- Problem details -
Go through the entries and transcribe each one exactly, dropping the pictures.

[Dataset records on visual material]
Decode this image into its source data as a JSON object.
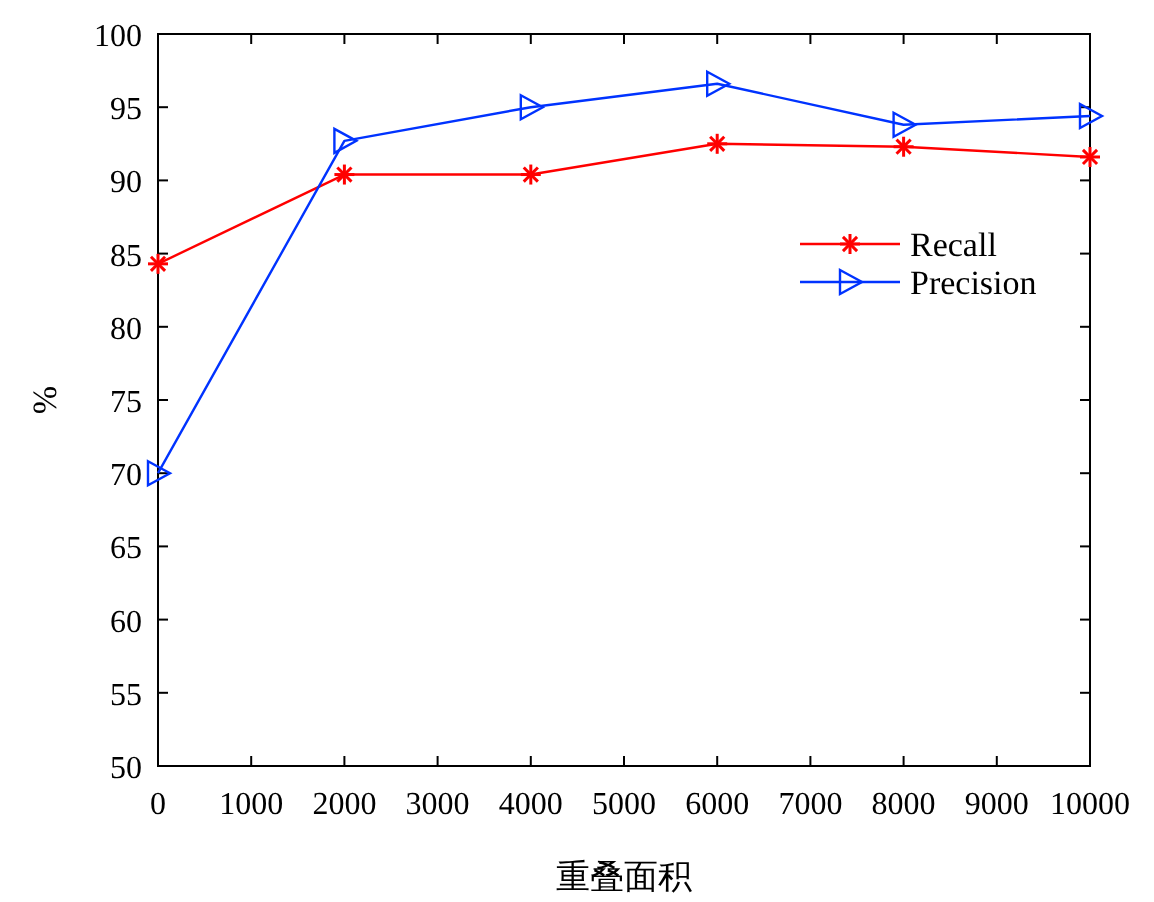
{
  "chart_data": {
    "type": "line",
    "xlabel": "重叠面积",
    "ylabel": "%",
    "x": [
      0,
      2000,
      4000,
      6000,
      8000,
      10000
    ],
    "series": [
      {
        "name": "Recall",
        "color": "#ff0000",
        "marker": "cross",
        "values": [
          84.3,
          90.4,
          90.4,
          92.5,
          92.3,
          91.6
        ]
      },
      {
        "name": "Precision",
        "color": "#0033ff",
        "marker": "triangle",
        "values": [
          70,
          92.7,
          95,
          96.6,
          93.8,
          94.4
        ]
      }
    ],
    "xlim": [
      0,
      10000
    ],
    "ylim": [
      50,
      100
    ],
    "xticks": [
      0,
      1000,
      2000,
      3000,
      4000,
      5000,
      6000,
      7000,
      8000,
      9000,
      10000
    ],
    "yticks": [
      50,
      55,
      60,
      65,
      70,
      75,
      80,
      85,
      90,
      95,
      100
    ],
    "grid": false,
    "legend": "top right",
    "line_style": "solid"
  }
}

- Response -
Decode this image into its source data as a JSON object.
{
  "chart_data": {
    "type": "line",
    "xlabel": "重叠面积",
    "ylabel": "%",
    "x": [
      0,
      2000,
      4000,
      6000,
      8000,
      10000
    ],
    "series": [
      {
        "name": "Recall",
        "color": "#ff0000",
        "marker": "cross",
        "values": [
          84.3,
          90.4,
          90.4,
          92.5,
          92.3,
          91.6
        ]
      },
      {
        "name": "Precision",
        "color": "#0033ff",
        "marker": "triangle",
        "values": [
          70,
          92.7,
          95,
          96.6,
          93.8,
          94.4
        ]
      }
    ],
    "xlim": [
      0,
      10000
    ],
    "ylim": [
      50,
      100
    ],
    "xticks": [
      0,
      1000,
      2000,
      3000,
      4000,
      5000,
      6000,
      7000,
      8000,
      9000,
      10000
    ],
    "yticks": [
      50,
      55,
      60,
      65,
      70,
      75,
      80,
      85,
      90,
      95,
      100
    ],
    "grid": false,
    "legend": "top right",
    "line_style": "solid"
  }
}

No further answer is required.